(Collected data)
_____

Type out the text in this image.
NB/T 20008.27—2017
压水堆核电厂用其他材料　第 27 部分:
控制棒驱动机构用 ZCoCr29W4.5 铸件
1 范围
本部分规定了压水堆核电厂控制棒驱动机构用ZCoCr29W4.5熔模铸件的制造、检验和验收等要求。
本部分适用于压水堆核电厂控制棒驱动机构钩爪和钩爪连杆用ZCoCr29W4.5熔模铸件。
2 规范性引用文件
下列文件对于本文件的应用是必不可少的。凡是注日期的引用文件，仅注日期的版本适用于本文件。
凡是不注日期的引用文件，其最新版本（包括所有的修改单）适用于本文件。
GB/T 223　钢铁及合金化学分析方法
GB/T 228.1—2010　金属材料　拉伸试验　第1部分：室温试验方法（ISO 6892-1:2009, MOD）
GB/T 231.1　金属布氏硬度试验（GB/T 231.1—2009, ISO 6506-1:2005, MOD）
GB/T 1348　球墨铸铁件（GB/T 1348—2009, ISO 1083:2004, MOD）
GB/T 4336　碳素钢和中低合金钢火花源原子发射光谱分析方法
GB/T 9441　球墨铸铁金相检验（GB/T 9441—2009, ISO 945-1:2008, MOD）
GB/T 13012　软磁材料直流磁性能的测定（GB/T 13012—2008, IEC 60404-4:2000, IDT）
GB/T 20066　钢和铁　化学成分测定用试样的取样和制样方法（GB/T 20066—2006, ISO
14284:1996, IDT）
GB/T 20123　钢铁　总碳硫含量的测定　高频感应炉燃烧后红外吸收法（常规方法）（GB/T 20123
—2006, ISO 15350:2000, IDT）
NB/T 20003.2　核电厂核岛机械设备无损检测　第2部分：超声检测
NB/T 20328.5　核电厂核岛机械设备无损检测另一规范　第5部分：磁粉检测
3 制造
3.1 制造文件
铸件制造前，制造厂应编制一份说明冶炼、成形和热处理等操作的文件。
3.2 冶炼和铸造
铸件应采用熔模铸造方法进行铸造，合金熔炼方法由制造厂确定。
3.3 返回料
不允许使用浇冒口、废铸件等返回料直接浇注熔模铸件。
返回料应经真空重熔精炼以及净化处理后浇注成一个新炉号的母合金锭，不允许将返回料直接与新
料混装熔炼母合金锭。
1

_____

▸ STATED GOAL
Above are some records; repeat all of them exactly.

▸ SOLVED PROBLEM
Type out the text in this image.
NB/T 20008.27—2017
压水堆核电厂用其他材料　第 27 部分:
控制棒驱动机构用 ZCoCr29W4.5 铸件
1 范围
本部分规定了压水堆核电厂控制棒驱动机构用ZCoCr29W4.5熔模铸件的制造、检验和验收等要求。
本部分适用于压水堆核电厂控制棒驱动机构钩爪和钩爪连杆用ZCoCr29W4.5熔模铸件。
2 规范性引用文件
下列文件对于本文件的应用是必不可少的。凡是注日期的引用文件，仅注日期的版本适用于本文件。
凡是不注日期的引用文件，其最新版本（包括所有的修改单）适用于本文件。
GB/T 223　钢铁及合金化学分析方法
GB/T 228.1—2010　金属材料　拉伸试验　第1部分：室温试验方法（ISO 6892-1:2009, MOD）
GB/T 231.1　金属布氏硬度试验（GB/T 231.1—2009, ISO 6506-1:2005, MOD）
GB/T 1348　球墨铸铁件（GB/T 1348—2009, ISO 1083:2004, MOD）
GB/T 4336　碳素钢和中低合金钢火花源原子发射光谱分析方法
GB/T 9441　球墨铸铁金相检验（GB/T 9441—2009, ISO 945-1:2008, MOD）
GB/T 13012　软磁材料直流磁性能的测定（GB/T 13012—2008, IEC 60404-4:2000, IDT）
GB/T 20066　钢和铁　化学成分测定用试样的取样和制样方法（GB/T 20066—2006, ISO
14284:1996, IDT）
GB/T 20123　钢铁　总碳硫含量的测定　高频感应炉燃烧后红外吸收法（常规方法）（GB/T 20123
—2006, ISO 15350:2000, IDT）
NB/T 20003.2　核电厂核岛机械设备无损检测　第2部分：超声检测
NB/T 20328.5　核电厂核岛机械设备无损检测另一规范　第5部分：磁粉检测
3 制造
3.1 制造文件
铸件制造前，制造厂应编制一份说明冶炼、成形和热处理等操作的文件。
3.2 冶炼和铸造
铸件应采用熔模铸造方法进行铸造，合金熔炼方法由制造厂确定。
3.3 返回料
不允许使用浇冒口、废铸件等返回料直接浇注熔模铸件。
返回料应经真空重熔精炼以及净化处理后浇注成一个新炉号的母合金锭，不允许将返回料直接与新
料混装熔炼母合金锭。
1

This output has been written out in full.